--- GOAL OF THE EXERCISE ---
Write the records below out again exactly as given, with no images.

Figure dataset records

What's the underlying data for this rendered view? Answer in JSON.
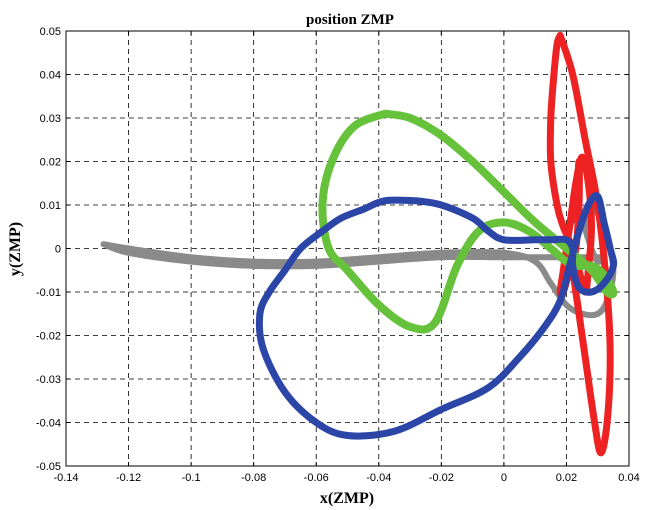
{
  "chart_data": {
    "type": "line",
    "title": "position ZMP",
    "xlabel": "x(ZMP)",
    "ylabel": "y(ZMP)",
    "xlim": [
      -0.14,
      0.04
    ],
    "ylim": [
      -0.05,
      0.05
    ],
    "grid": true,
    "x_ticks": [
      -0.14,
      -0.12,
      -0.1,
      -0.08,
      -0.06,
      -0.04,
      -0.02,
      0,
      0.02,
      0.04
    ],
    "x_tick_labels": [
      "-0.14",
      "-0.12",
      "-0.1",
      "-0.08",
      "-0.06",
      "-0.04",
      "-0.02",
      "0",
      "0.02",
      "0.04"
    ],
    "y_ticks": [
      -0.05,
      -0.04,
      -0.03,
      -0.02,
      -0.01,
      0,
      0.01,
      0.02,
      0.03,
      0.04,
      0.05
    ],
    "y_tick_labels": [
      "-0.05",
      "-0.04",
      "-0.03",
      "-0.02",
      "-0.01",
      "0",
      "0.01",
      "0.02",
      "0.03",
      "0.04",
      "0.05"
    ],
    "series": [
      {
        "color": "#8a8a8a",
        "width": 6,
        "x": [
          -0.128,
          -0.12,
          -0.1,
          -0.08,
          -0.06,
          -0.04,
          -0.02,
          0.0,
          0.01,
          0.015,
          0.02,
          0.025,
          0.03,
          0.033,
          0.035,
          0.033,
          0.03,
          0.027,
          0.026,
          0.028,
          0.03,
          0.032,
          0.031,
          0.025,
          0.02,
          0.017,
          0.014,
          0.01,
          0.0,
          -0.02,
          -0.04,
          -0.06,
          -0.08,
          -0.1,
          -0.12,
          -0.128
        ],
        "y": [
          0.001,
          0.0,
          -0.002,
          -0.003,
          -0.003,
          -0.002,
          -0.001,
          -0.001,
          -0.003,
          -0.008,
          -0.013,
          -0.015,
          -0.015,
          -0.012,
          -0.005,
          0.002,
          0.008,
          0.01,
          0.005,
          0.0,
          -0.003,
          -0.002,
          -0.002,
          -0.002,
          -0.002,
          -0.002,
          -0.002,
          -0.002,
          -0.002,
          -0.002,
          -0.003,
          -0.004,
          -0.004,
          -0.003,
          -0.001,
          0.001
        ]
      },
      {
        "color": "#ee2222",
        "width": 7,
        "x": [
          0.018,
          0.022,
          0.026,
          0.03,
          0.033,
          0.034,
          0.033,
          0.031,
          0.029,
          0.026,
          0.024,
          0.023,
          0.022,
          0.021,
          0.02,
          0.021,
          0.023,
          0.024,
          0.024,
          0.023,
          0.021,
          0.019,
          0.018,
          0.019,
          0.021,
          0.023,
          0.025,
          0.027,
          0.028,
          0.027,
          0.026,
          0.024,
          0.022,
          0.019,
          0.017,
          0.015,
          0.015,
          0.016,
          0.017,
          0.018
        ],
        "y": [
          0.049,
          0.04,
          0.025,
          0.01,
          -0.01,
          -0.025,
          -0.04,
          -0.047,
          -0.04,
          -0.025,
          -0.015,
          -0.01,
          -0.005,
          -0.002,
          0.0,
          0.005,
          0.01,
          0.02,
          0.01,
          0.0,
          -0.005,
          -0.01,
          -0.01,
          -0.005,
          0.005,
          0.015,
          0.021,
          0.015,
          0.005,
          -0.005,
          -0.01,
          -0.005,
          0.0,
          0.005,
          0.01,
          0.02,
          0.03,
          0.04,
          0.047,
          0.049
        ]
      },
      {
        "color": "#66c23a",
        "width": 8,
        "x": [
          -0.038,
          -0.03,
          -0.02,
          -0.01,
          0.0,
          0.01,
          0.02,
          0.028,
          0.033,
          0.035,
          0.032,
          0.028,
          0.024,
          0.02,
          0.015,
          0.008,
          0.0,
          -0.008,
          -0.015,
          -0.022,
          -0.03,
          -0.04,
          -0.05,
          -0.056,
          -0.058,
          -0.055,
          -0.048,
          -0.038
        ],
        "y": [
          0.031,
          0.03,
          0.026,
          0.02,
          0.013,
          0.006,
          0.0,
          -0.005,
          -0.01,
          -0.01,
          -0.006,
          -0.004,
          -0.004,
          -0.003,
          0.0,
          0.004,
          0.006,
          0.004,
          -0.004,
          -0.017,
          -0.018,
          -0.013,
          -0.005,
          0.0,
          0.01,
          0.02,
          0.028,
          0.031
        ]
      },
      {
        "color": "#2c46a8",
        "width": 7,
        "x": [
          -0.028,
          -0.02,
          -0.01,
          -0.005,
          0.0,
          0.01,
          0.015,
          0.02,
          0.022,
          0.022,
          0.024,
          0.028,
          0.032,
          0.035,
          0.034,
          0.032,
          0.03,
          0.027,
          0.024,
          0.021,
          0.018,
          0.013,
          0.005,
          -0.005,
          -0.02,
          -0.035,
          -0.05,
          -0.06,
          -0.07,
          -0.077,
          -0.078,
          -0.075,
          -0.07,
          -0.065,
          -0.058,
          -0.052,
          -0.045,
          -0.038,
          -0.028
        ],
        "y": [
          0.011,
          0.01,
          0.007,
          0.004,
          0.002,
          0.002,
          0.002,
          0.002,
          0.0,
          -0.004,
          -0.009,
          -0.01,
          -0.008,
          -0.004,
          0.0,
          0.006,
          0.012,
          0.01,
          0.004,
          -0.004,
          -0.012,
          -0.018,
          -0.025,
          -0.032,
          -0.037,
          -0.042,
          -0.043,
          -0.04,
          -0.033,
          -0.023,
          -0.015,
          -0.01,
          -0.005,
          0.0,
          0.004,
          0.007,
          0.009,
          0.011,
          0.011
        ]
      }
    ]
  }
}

--- OUTPUT FOR THIS EXERCISE ---
What's the underlying data for this rendered view? Answer in JSON.
{
  "chart_data": {
    "type": "line",
    "title": "position ZMP",
    "xlabel": "x(ZMP)",
    "ylabel": "y(ZMP)",
    "xlim": [
      -0.14,
      0.04
    ],
    "ylim": [
      -0.05,
      0.05
    ],
    "grid": true,
    "x_ticks": [
      -0.14,
      -0.12,
      -0.1,
      -0.08,
      -0.06,
      -0.04,
      -0.02,
      0,
      0.02,
      0.04
    ],
    "x_tick_labels": [
      "-0.14",
      "-0.12",
      "-0.1",
      "-0.08",
      "-0.06",
      "-0.04",
      "-0.02",
      "0",
      "0.02",
      "0.04"
    ],
    "y_ticks": [
      -0.05,
      -0.04,
      -0.03,
      -0.02,
      -0.01,
      0,
      0.01,
      0.02,
      0.03,
      0.04,
      0.05
    ],
    "y_tick_labels": [
      "-0.05",
      "-0.04",
      "-0.03",
      "-0.02",
      "-0.01",
      "0",
      "0.01",
      "0.02",
      "0.03",
      "0.04",
      "0.05"
    ],
    "series": [
      {
        "color": "#8a8a8a",
        "width": 6,
        "x": [
          -0.128,
          -0.12,
          -0.1,
          -0.08,
          -0.06,
          -0.04,
          -0.02,
          0.0,
          0.01,
          0.015,
          0.02,
          0.025,
          0.03,
          0.033,
          0.035,
          0.033,
          0.03,
          0.027,
          0.026,
          0.028,
          0.03,
          0.032,
          0.031,
          0.025,
          0.02,
          0.017,
          0.014,
          0.01,
          0.0,
          -0.02,
          -0.04,
          -0.06,
          -0.08,
          -0.1,
          -0.12,
          -0.128
        ],
        "y": [
          0.001,
          0.0,
          -0.002,
          -0.003,
          -0.003,
          -0.002,
          -0.001,
          -0.001,
          -0.003,
          -0.008,
          -0.013,
          -0.015,
          -0.015,
          -0.012,
          -0.005,
          0.002,
          0.008,
          0.01,
          0.005,
          0.0,
          -0.003,
          -0.002,
          -0.002,
          -0.002,
          -0.002,
          -0.002,
          -0.002,
          -0.002,
          -0.002,
          -0.002,
          -0.003,
          -0.004,
          -0.004,
          -0.003,
          -0.001,
          0.001
        ]
      },
      {
        "color": "#ee2222",
        "width": 7,
        "x": [
          0.018,
          0.022,
          0.026,
          0.03,
          0.033,
          0.034,
          0.033,
          0.031,
          0.029,
          0.026,
          0.024,
          0.023,
          0.022,
          0.021,
          0.02,
          0.021,
          0.023,
          0.024,
          0.024,
          0.023,
          0.021,
          0.019,
          0.018,
          0.019,
          0.021,
          0.023,
          0.025,
          0.027,
          0.028,
          0.027,
          0.026,
          0.024,
          0.022,
          0.019,
          0.017,
          0.015,
          0.015,
          0.016,
          0.017,
          0.018
        ],
        "y": [
          0.049,
          0.04,
          0.025,
          0.01,
          -0.01,
          -0.025,
          -0.04,
          -0.047,
          -0.04,
          -0.025,
          -0.015,
          -0.01,
          -0.005,
          -0.002,
          0.0,
          0.005,
          0.01,
          0.02,
          0.01,
          0.0,
          -0.005,
          -0.01,
          -0.01,
          -0.005,
          0.005,
          0.015,
          0.021,
          0.015,
          0.005,
          -0.005,
          -0.01,
          -0.005,
          0.0,
          0.005,
          0.01,
          0.02,
          0.03,
          0.04,
          0.047,
          0.049
        ]
      },
      {
        "color": "#66c23a",
        "width": 8,
        "x": [
          -0.038,
          -0.03,
          -0.02,
          -0.01,
          0.0,
          0.01,
          0.02,
          0.028,
          0.033,
          0.035,
          0.032,
          0.028,
          0.024,
          0.02,
          0.015,
          0.008,
          0.0,
          -0.008,
          -0.015,
          -0.022,
          -0.03,
          -0.04,
          -0.05,
          -0.056,
          -0.058,
          -0.055,
          -0.048,
          -0.038
        ],
        "y": [
          0.031,
          0.03,
          0.026,
          0.02,
          0.013,
          0.006,
          0.0,
          -0.005,
          -0.01,
          -0.01,
          -0.006,
          -0.004,
          -0.004,
          -0.003,
          0.0,
          0.004,
          0.006,
          0.004,
          -0.004,
          -0.017,
          -0.018,
          -0.013,
          -0.005,
          0.0,
          0.01,
          0.02,
          0.028,
          0.031
        ]
      },
      {
        "color": "#2c46a8",
        "width": 7,
        "x": [
          -0.028,
          -0.02,
          -0.01,
          -0.005,
          0.0,
          0.01,
          0.015,
          0.02,
          0.022,
          0.022,
          0.024,
          0.028,
          0.032,
          0.035,
          0.034,
          0.032,
          0.03,
          0.027,
          0.024,
          0.021,
          0.018,
          0.013,
          0.005,
          -0.005,
          -0.02,
          -0.035,
          -0.05,
          -0.06,
          -0.07,
          -0.077,
          -0.078,
          -0.075,
          -0.07,
          -0.065,
          -0.058,
          -0.052,
          -0.045,
          -0.038,
          -0.028
        ],
        "y": [
          0.011,
          0.01,
          0.007,
          0.004,
          0.002,
          0.002,
          0.002,
          0.002,
          0.0,
          -0.004,
          -0.009,
          -0.01,
          -0.008,
          -0.004,
          0.0,
          0.006,
          0.012,
          0.01,
          0.004,
          -0.004,
          -0.012,
          -0.018,
          -0.025,
          -0.032,
          -0.037,
          -0.042,
          -0.043,
          -0.04,
          -0.033,
          -0.023,
          -0.015,
          -0.01,
          -0.005,
          0.0,
          0.004,
          0.007,
          0.009,
          0.011,
          0.011
        ]
      }
    ]
  }
}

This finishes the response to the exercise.